▸ DATA EXTRACT

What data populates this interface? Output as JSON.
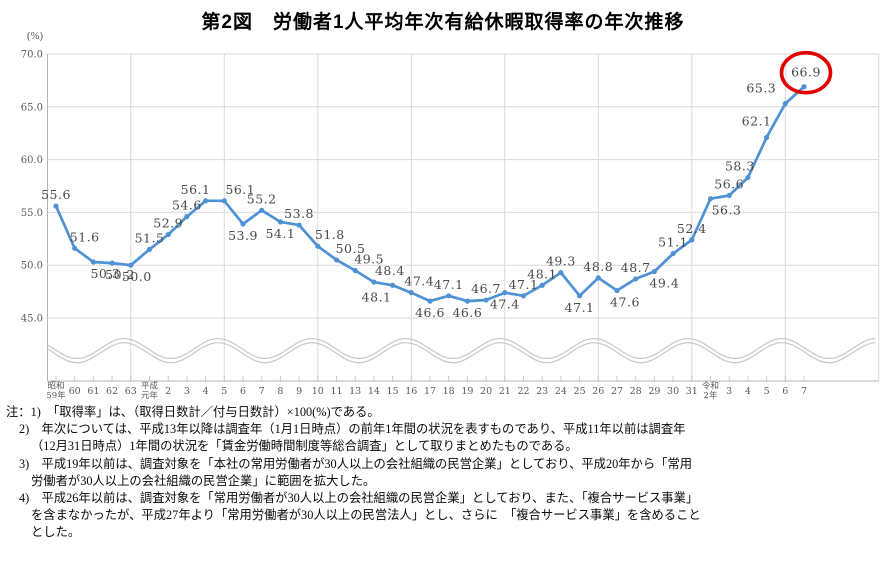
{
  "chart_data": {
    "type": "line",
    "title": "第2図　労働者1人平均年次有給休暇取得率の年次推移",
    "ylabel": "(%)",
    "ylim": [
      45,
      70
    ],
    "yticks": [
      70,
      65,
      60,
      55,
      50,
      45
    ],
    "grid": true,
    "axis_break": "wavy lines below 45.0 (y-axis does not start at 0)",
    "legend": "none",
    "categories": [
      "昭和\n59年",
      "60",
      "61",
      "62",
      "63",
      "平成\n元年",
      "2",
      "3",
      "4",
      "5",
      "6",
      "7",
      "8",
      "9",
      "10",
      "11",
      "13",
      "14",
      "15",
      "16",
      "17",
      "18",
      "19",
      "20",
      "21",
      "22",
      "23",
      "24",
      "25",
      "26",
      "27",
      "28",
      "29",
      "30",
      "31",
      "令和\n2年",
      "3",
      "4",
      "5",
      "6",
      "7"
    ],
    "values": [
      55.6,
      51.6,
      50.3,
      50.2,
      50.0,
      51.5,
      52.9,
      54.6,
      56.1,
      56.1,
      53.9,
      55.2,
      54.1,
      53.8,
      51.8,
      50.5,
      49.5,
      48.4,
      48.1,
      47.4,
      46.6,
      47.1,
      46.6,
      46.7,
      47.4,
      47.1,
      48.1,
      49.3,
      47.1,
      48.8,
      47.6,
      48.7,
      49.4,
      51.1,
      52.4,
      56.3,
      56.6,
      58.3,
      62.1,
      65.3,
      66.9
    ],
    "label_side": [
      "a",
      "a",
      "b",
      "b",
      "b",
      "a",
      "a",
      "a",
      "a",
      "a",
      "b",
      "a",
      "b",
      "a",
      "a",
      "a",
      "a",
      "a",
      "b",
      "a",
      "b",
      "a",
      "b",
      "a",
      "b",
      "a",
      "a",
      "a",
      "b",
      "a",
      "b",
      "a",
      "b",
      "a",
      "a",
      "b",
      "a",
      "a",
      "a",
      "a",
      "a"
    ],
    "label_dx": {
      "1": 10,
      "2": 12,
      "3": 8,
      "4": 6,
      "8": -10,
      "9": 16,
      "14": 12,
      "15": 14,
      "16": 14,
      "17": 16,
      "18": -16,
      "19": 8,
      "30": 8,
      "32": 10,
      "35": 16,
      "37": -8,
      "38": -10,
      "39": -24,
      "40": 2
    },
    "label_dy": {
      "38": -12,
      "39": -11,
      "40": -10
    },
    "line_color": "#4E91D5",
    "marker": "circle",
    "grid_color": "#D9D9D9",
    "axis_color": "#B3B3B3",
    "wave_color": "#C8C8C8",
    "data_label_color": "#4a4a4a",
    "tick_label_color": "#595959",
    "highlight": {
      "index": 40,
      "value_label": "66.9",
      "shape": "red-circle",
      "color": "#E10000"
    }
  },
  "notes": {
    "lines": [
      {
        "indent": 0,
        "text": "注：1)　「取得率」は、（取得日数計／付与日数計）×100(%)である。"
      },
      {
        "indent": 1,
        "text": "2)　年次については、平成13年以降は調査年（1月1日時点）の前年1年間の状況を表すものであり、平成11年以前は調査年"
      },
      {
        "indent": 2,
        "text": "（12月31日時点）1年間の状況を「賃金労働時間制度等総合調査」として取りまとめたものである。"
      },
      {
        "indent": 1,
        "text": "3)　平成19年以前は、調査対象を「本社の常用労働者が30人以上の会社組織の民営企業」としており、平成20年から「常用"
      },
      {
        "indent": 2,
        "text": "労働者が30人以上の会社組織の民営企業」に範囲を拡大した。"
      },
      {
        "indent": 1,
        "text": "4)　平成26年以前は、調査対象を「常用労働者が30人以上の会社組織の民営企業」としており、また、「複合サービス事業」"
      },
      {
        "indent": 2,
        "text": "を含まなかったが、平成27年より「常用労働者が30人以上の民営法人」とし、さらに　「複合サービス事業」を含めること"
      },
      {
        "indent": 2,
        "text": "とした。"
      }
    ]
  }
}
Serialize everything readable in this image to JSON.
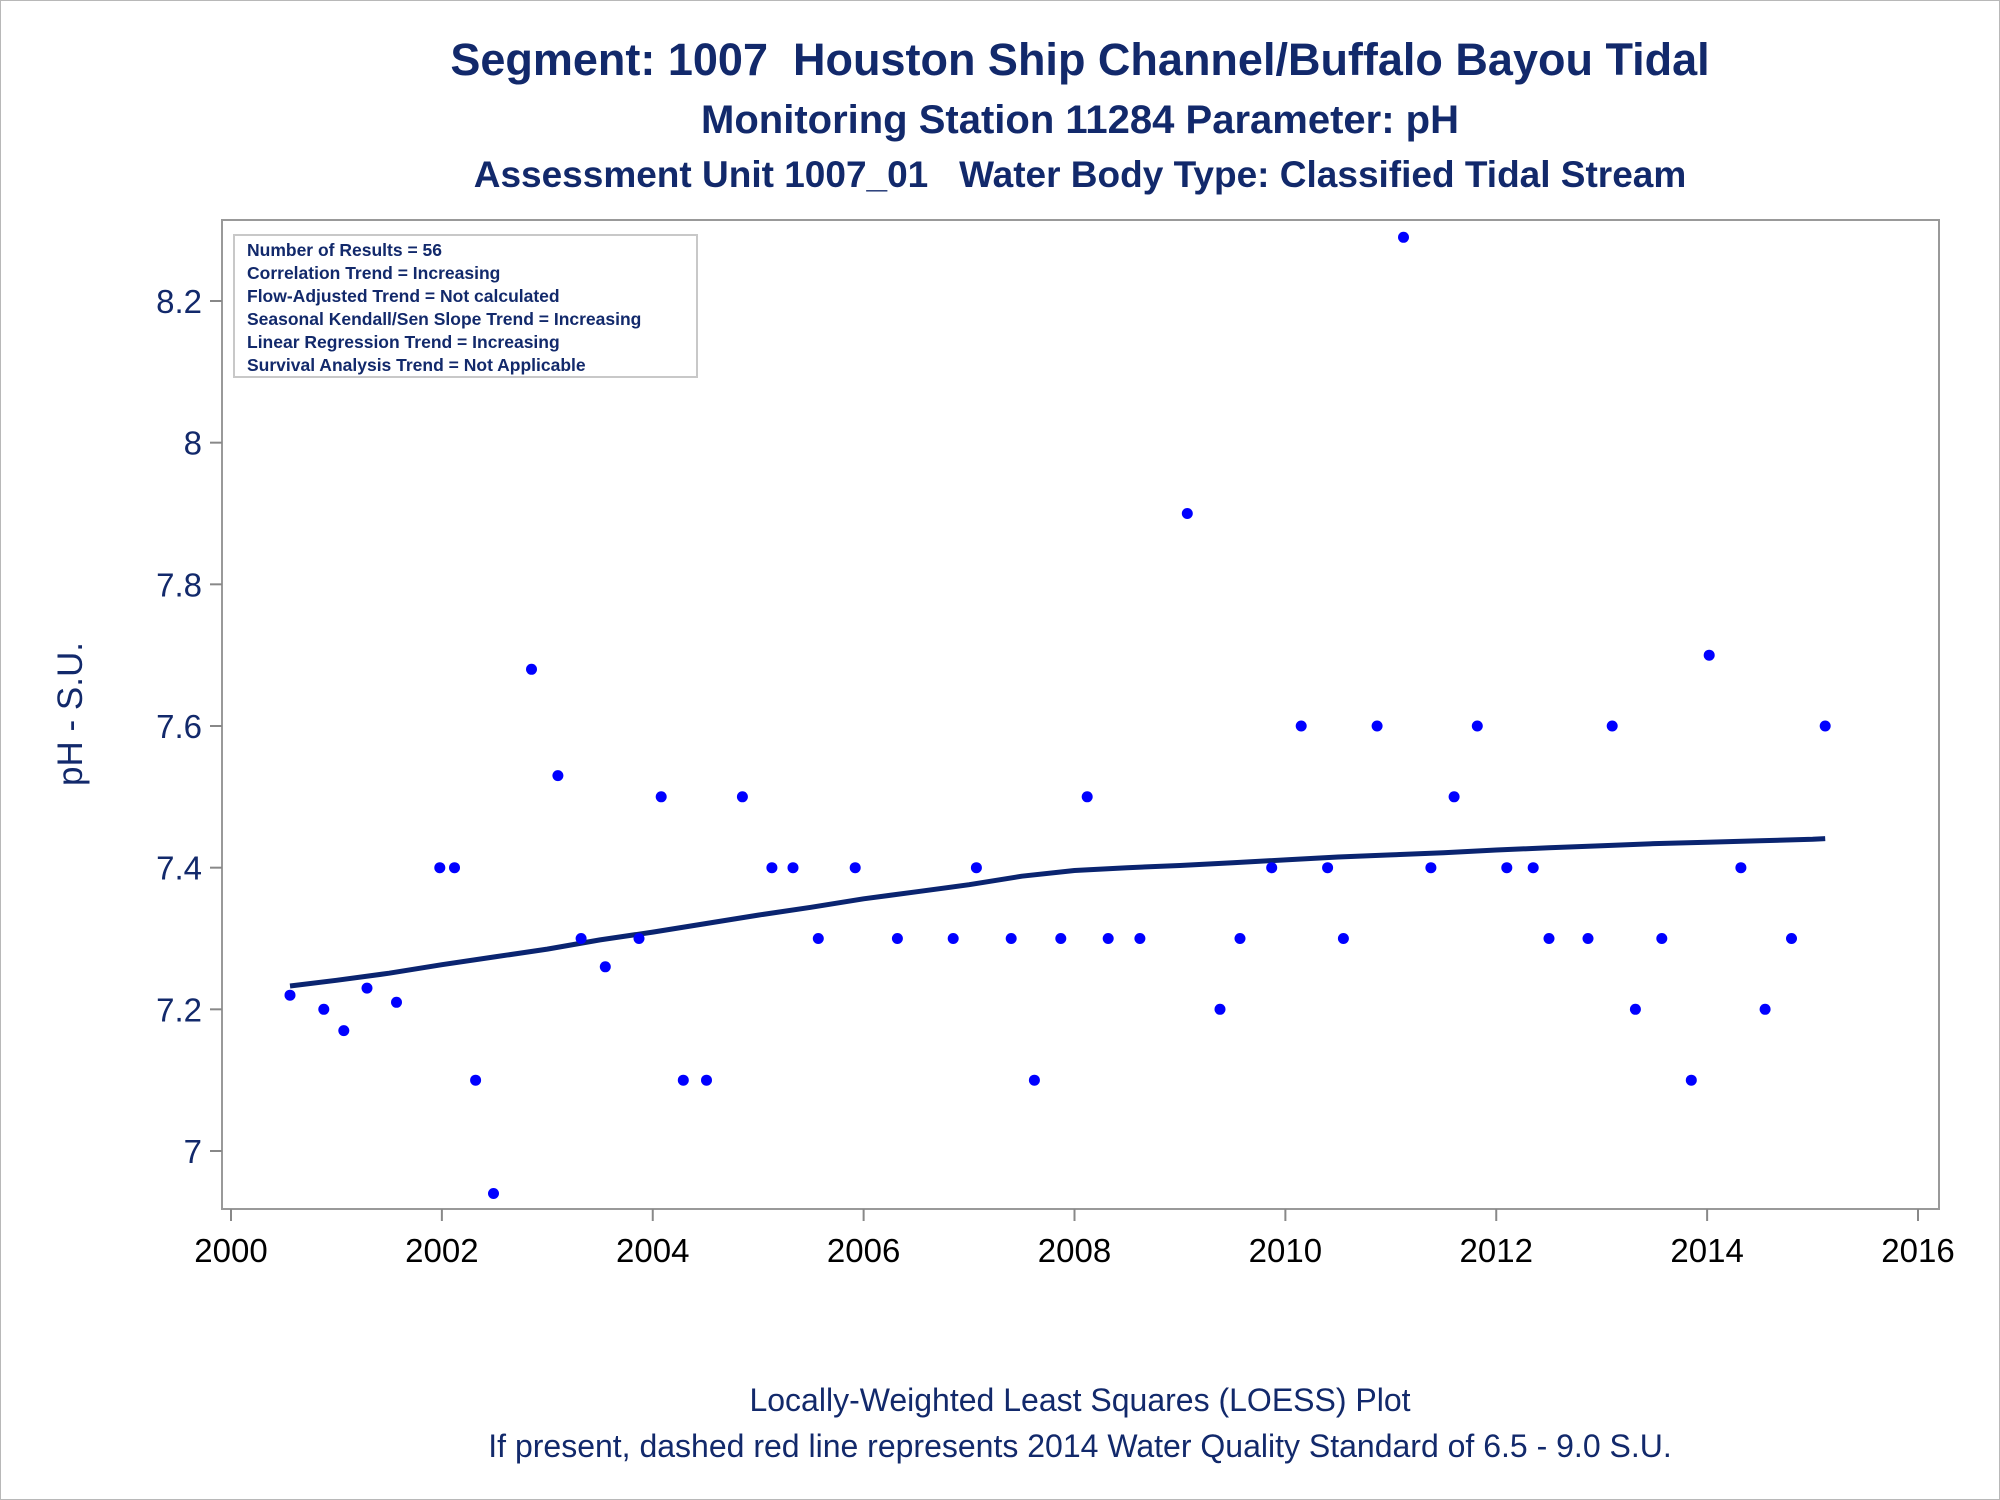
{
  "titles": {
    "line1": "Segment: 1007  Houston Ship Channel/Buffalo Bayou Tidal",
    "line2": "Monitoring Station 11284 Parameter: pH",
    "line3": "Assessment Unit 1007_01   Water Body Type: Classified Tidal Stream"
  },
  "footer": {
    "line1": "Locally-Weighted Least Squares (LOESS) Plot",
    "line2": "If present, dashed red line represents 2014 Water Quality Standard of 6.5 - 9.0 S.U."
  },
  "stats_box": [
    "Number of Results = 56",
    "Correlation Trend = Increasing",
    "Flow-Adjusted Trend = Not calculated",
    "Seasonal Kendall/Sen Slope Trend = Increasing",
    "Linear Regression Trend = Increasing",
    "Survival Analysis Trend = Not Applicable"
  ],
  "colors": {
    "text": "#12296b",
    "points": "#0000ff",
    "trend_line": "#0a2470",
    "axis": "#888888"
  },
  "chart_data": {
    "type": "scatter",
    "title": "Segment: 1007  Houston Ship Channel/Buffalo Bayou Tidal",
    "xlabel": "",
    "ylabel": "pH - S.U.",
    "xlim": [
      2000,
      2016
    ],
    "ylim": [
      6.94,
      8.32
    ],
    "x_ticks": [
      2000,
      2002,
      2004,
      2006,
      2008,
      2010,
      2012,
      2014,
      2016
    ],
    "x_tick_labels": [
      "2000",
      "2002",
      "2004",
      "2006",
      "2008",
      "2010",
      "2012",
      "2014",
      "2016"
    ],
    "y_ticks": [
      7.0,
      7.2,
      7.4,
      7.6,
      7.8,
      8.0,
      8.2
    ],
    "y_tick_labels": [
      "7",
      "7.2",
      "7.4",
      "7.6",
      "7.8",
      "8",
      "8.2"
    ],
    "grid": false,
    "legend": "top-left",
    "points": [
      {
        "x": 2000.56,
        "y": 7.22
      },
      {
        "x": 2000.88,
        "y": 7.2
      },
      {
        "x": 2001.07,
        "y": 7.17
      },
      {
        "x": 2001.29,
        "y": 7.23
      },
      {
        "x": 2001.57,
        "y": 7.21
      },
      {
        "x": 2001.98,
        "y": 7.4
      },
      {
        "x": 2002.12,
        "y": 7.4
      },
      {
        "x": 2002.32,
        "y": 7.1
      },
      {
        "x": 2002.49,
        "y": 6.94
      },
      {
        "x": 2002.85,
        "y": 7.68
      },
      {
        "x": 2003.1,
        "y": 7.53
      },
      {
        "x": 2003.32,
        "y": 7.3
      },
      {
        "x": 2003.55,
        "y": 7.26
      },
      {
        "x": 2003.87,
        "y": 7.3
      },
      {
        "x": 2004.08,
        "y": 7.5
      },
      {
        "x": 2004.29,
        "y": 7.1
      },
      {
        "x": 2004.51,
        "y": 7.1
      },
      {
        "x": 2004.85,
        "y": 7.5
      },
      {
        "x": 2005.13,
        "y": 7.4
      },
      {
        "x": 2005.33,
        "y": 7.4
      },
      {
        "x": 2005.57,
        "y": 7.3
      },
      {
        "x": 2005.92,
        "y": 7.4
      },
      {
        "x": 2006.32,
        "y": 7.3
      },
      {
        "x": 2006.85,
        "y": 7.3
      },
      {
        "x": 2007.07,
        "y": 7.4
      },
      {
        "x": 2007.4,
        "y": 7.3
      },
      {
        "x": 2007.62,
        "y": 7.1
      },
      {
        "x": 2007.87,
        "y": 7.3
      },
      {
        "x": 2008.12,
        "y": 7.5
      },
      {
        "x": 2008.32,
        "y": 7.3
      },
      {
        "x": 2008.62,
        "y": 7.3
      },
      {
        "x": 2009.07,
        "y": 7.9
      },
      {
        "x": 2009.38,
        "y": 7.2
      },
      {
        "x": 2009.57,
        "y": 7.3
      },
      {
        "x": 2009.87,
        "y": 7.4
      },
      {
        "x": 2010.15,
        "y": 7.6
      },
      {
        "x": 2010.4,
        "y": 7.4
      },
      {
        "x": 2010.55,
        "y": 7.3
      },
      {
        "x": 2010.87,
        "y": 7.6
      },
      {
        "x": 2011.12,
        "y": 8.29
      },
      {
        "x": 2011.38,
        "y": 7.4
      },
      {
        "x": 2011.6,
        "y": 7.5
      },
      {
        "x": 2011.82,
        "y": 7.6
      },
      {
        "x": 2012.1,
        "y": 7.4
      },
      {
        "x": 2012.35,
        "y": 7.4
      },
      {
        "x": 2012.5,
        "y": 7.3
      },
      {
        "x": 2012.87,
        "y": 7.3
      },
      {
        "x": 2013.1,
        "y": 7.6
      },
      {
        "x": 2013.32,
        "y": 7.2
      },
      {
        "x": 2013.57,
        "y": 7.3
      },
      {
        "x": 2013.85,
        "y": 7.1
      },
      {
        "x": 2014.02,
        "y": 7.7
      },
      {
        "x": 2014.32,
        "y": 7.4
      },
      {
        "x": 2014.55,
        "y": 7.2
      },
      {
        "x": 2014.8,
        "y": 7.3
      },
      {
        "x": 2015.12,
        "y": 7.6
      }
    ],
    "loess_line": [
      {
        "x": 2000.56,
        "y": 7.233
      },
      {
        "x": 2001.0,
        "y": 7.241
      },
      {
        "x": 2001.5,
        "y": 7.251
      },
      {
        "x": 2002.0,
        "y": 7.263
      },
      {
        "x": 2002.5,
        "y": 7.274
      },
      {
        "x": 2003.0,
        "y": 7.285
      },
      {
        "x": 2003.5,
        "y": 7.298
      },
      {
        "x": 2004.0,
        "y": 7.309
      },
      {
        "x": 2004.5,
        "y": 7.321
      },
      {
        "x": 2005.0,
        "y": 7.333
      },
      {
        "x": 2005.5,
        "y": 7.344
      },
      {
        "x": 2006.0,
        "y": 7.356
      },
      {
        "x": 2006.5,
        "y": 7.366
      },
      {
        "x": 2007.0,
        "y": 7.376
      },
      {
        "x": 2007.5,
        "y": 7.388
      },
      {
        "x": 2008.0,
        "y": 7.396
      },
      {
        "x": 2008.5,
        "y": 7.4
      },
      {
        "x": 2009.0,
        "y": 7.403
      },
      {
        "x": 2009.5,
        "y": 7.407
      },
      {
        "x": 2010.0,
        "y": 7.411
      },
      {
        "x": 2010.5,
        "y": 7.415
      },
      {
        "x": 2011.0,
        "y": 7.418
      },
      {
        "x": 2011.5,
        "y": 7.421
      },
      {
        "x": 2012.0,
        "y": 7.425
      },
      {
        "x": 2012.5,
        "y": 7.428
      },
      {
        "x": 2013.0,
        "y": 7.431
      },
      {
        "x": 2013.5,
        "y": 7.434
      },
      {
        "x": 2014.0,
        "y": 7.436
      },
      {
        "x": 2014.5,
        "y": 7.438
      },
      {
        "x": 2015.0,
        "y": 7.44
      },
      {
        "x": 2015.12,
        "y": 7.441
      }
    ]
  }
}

▸ THE TASK
Search the listing above for the string "Increasing". Copy every line that contains it.

▸ REPLY
    "Correlation Trend = Increasing",
    "Seasonal Kendall/Sen Slope Trend = Increasing",
    "Linear Regression Trend = Increasing",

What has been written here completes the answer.